__What you are asked to do__: Your task is to retype each line of the data below exactly.

__Input data__:
===============

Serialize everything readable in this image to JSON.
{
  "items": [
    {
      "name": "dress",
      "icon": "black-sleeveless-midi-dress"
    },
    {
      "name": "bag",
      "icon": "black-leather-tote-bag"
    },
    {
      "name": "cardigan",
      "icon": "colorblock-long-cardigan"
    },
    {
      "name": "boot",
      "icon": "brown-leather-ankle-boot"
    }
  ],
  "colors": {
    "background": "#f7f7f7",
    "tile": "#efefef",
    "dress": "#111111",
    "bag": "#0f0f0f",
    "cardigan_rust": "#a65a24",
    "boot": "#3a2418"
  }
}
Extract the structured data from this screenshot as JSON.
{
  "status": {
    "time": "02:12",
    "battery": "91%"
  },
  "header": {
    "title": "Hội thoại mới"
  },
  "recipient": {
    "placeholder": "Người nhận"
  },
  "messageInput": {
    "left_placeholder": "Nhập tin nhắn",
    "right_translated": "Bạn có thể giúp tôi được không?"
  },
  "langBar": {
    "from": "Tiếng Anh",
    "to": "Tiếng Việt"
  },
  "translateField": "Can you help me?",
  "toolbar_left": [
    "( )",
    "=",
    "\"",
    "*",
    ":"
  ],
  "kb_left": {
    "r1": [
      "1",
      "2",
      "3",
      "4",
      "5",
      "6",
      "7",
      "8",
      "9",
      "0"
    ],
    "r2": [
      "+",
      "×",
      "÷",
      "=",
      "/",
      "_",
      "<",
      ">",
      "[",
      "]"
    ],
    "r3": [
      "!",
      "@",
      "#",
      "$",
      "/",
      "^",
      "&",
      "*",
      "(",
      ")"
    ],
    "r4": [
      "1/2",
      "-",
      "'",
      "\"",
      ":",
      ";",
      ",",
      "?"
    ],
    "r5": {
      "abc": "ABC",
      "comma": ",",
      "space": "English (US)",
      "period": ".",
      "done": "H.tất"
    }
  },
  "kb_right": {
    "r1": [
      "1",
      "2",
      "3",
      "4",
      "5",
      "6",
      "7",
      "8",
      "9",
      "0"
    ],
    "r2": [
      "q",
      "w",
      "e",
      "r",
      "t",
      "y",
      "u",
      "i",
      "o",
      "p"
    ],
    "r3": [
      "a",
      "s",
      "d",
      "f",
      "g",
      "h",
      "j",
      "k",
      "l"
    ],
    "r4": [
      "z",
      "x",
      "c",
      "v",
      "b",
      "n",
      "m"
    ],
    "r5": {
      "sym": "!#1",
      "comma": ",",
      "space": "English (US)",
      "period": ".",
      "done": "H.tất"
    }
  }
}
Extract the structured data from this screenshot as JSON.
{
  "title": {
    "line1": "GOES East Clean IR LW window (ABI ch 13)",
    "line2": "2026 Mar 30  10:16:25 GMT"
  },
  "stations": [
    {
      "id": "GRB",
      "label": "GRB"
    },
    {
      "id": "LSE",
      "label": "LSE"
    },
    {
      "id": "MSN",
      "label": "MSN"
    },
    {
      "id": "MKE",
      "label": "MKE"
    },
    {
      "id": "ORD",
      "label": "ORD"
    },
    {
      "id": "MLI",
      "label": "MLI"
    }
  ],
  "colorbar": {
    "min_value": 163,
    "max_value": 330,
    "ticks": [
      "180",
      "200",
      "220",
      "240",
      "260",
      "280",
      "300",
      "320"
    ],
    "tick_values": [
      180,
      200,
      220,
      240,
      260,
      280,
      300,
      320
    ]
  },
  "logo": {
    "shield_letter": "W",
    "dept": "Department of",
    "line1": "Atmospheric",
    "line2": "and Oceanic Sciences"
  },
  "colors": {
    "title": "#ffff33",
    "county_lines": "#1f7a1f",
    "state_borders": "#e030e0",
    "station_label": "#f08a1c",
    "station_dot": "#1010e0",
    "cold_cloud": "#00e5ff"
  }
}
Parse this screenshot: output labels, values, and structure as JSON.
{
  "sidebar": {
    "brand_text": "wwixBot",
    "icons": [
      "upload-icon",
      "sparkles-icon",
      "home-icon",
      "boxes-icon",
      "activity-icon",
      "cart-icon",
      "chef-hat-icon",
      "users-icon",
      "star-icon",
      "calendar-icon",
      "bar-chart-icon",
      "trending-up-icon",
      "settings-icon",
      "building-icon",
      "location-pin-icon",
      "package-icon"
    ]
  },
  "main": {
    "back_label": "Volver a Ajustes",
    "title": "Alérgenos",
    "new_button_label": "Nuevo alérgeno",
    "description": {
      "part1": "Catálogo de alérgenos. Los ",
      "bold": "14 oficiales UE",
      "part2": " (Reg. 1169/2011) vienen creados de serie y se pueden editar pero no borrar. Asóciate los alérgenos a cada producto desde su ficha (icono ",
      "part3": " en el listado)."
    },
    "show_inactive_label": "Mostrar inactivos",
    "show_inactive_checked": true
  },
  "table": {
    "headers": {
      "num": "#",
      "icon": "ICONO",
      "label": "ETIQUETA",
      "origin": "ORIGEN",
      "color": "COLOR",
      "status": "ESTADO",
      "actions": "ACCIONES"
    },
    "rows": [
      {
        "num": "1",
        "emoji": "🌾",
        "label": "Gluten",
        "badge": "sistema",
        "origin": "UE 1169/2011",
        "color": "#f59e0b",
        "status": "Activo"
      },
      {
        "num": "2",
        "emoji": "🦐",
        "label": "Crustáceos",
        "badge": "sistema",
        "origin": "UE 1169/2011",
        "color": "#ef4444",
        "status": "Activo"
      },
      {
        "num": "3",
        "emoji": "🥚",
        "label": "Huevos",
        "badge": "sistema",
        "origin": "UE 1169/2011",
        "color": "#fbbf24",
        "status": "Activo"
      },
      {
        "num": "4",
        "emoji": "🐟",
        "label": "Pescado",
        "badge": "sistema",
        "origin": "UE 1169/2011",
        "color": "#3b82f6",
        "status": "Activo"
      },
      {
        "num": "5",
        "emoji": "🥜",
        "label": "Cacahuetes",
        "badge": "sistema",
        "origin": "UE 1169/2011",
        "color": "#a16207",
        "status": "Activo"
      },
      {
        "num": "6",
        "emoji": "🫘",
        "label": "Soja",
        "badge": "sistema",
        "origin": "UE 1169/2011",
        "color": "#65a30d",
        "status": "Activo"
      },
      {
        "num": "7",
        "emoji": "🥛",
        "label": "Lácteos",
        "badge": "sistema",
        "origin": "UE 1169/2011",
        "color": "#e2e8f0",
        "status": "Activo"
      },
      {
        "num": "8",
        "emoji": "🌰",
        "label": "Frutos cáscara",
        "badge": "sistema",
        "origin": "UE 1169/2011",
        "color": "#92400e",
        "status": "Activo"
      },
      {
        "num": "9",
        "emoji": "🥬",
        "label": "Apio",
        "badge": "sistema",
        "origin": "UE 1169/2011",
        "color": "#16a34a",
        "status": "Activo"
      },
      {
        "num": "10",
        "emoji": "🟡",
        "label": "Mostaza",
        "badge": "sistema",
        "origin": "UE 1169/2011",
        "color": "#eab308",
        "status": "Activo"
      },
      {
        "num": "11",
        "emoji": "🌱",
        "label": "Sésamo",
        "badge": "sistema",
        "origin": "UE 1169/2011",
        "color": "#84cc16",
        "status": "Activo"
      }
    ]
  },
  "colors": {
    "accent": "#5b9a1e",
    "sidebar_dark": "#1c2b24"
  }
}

===============

__Answer__:
Serialize everything readable in this image to JSON.
{
  "items": [
    {
      "name": "dress",
      "icon": "black-sleeveless-midi-dress"
    },
    {
      "name": "bag",
      "icon": "black-leather-tote-bag"
    },
    {
      "name": "cardigan",
      "icon": "colorblock-long-cardigan"
    },
    {
      "name": "boot",
      "icon": "brown-leather-ankle-boot"
    }
  ],
  "colors": {
    "background": "#f7f7f7",
    "tile": "#efefef",
    "dress": "#111111",
    "bag": "#0f0f0f",
    "cardigan_rust": "#a65a24",
    "boot": "#3a2418"
  }
}
Extract the structured data from this screenshot as JSON.
{
  "status": {
    "time": "02:12",
    "battery": "91%"
  },
  "header": {
    "title": "Hội thoại mới"
  },
  "recipient": {
    "placeholder": "Người nhận"
  },
  "messageInput": {
    "left_placeholder": "Nhập tin nhắn",
    "right_translated": "Bạn có thể giúp tôi được không?"
  },
  "langBar": {
    "from": "Tiếng Anh",
    "to": "Tiếng Việt"
  },
  "translateField": "Can you help me?",
  "toolbar_left": [
    "( )",
    "=",
    "\"",
    "*",
    ":"
  ],
  "kb_left": {
    "r1": [
      "1",
      "2",
      "3",
      "4",
      "5",
      "6",
      "7",
      "8",
      "9",
      "0"
    ],
    "r2": [
      "+",
      "×",
      "÷",
      "=",
      "/",
      "_",
      "<",
      ">",
      "[",
      "]"
    ],
    "r3": [
      "!",
      "@",
      "#",
      "$",
      "/",
      "^",
      "&",
      "*",
      "(",
      ")"
    ],
    "r4": [
      "1/2",
      "-",
      "'",
      "\"",
      ":",
      ";",
      ",",
      "?"
    ],
    "r5": {
      "abc": "ABC",
      "comma": ",",
      "space": "English (US)",
      "period": ".",
      "done": "H.tất"
    }
  },
  "kb_right": {
    "r1": [
      "1",
      "2",
      "3",
      "4",
      "5",
      "6",
      "7",
      "8",
      "9",
      "0"
    ],
    "r2": [
      "q",
      "w",
      "e",
      "r",
      "t",
      "y",
      "u",
      "i",
      "o",
      "p"
    ],
    "r3": [
      "a",
      "s",
      "d",
      "f",
      "g",
      "h",
      "j",
      "k",
      "l"
    ],
    "r4": [
      "z",
      "x",
      "c",
      "v",
      "b",
      "n",
      "m"
    ],
    "r5": {
      "sym": "!#1",
      "comma": ",",
      "space": "English (US)",
      "period": ".",
      "done": "H.tất"
    }
  }
}
Extract the structured data from this screenshot as JSON.
{
  "title": {
    "line1": "GOES East Clean IR LW window (ABI ch 13)",
    "line2": "2026 Mar 30  10:16:25 GMT"
  },
  "stations": [
    {
      "id": "GRB",
      "label": "GRB"
    },
    {
      "id": "LSE",
      "label": "LSE"
    },
    {
      "id": "MSN",
      "label": "MSN"
    },
    {
      "id": "MKE",
      "label": "MKE"
    },
    {
      "id": "ORD",
      "label": "ORD"
    },
    {
      "id": "MLI",
      "label": "MLI"
    }
  ],
  "colorbar": {
    "min_value": 163,
    "max_value": 330,
    "ticks": [
      "180",
      "200",
      "220",
      "240",
      "260",
      "280",
      "300",
      "320"
    ],
    "tick_values": [
      180,
      200,
      220,
      240,
      260,
      280,
      300,
      320
    ]
  },
  "logo": {
    "shield_letter": "W",
    "dept": "Department of",
    "line1": "Atmospheric",
    "line2": "and Oceanic Sciences"
  },
  "colors": {
    "title": "#ffff33",
    "county_lines": "#1f7a1f",
    "state_borders": "#e030e0",
    "station_label": "#f08a1c",
    "station_dot": "#1010e0",
    "cold_cloud": "#00e5ff"
  }
}
Parse this screenshot: output labels, values, and structure as JSON.
{
  "sidebar": {
    "brand_text": "wwixBot",
    "icons": [
      "upload-icon",
      "sparkles-icon",
      "home-icon",
      "boxes-icon",
      "activity-icon",
      "cart-icon",
      "chef-hat-icon",
      "users-icon",
      "star-icon",
      "calendar-icon",
      "bar-chart-icon",
      "trending-up-icon",
      "settings-icon",
      "building-icon",
      "location-pin-icon",
      "package-icon"
    ]
  },
  "main": {
    "back_label": "Volver a Ajustes",
    "title": "Alérgenos",
    "new_button_label": "Nuevo alérgeno",
    "description": {
      "part1": "Catálogo de alérgenos. Los ",
      "bold": "14 oficiales UE",
      "part2": " (Reg. 1169/2011) vienen creados de serie y se pueden editar pero no borrar. Asóciate los alérgenos a cada producto desde su ficha (icono ",
      "part3": " en el listado)."
    },
    "show_inactive_label": "Mostrar inactivos",
    "show_inactive_checked": true
  },
  "table": {
    "headers": {
      "num": "#",
      "icon": "ICONO",
      "label": "ETIQUETA",
      "origin": "ORIGEN",
      "color": "COLOR",
      "status": "ESTADO",
      "actions": "ACCIONES"
    },
    "rows": [
      {
        "num": "1",
        "emoji": "🌾",
        "label": "Gluten",
        "badge": "sistema",
        "origin": "UE 1169/2011",
        "color": "#f59e0b",
        "status": "Activo"
      },
      {
        "num": "2",
        "emoji": "🦐",
        "label": "Crustáceos",
        "badge": "sistema",
        "origin": "UE 1169/2011",
        "color": "#ef4444",
        "status": "Activo"
      },
      {
        "num": "3",
        "emoji": "🥚",
        "label": "Huevos",
        "badge": "sistema",
        "origin": "UE 1169/2011",
        "color": "#fbbf24",
        "status": "Activo"
      },
      {
        "num": "4",
        "emoji": "🐟",
        "label": "Pescado",
        "badge": "sistema",
        "origin": "UE 1169/2011",
        "color": "#3b82f6",
        "status": "Activo"
      },
      {
        "num": "5",
        "emoji": "🥜",
        "label": "Cacahuetes",
        "badge": "sistema",
        "origin": "UE 1169/2011",
        "color": "#a16207",
        "status": "Activo"
      },
      {
        "num": "6",
        "emoji": "🫘",
        "label": "Soja",
        "badge": "sistema",
        "origin": "UE 1169/2011",
        "color": "#65a30d",
        "status": "Activo"
      },
      {
        "num": "7",
        "emoji": "🥛",
        "label": "Lácteos",
        "badge": "sistema",
        "origin": "UE 1169/2011",
        "color": "#e2e8f0",
        "status": "Activo"
      },
      {
        "num": "8",
        "emoji": "🌰",
        "label": "Frutos cáscara",
        "badge": "sistema",
        "origin": "UE 1169/2011",
        "color": "#92400e",
        "status": "Activo"
      },
      {
        "num": "9",
        "emoji": "🥬",
        "label": "Apio",
        "badge": "sistema",
        "origin": "UE 1169/2011",
        "color": "#16a34a",
        "status": "Activo"
      },
      {
        "num": "10",
        "emoji": "🟡",
        "label": "Mostaza",
        "badge": "sistema",
        "origin": "UE 1169/2011",
        "color": "#eab308",
        "status": "Activo"
      },
      {
        "num": "11",
        "emoji": "🌱",
        "label": "Sésamo",
        "badge": "sistema",
        "origin": "UE 1169/2011",
        "color": "#84cc16",
        "status": "Activo"
      }
    ]
  },
  "colors": {
    "accent": "#5b9a1e",
    "sidebar_dark": "#1c2b24"
  }
}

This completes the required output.